[START]

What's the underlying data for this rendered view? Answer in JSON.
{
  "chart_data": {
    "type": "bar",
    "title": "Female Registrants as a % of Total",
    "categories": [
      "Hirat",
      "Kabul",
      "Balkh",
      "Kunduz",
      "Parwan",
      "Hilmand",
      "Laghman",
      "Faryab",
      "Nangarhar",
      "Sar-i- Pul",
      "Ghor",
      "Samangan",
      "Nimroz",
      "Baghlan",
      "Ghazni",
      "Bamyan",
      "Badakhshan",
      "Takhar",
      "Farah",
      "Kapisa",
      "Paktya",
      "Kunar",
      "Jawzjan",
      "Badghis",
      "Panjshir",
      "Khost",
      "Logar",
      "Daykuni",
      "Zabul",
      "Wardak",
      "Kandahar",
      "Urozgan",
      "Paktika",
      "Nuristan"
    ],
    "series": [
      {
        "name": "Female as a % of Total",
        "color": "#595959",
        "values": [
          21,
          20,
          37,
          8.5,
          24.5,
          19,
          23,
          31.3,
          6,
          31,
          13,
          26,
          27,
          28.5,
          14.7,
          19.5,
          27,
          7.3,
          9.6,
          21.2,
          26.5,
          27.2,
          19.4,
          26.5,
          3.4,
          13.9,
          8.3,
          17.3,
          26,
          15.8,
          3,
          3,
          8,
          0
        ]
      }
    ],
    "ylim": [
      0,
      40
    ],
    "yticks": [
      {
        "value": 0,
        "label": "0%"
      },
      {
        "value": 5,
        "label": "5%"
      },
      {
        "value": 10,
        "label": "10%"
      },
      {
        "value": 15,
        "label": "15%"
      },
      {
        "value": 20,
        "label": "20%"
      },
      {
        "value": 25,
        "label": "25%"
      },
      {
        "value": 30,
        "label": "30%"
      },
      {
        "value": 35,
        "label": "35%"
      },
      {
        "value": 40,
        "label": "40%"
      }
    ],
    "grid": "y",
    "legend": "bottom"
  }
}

[END]

• _Task instructions_: Return only the count of lines in the records that hold the word "Female".

• _Completed exercise_: 2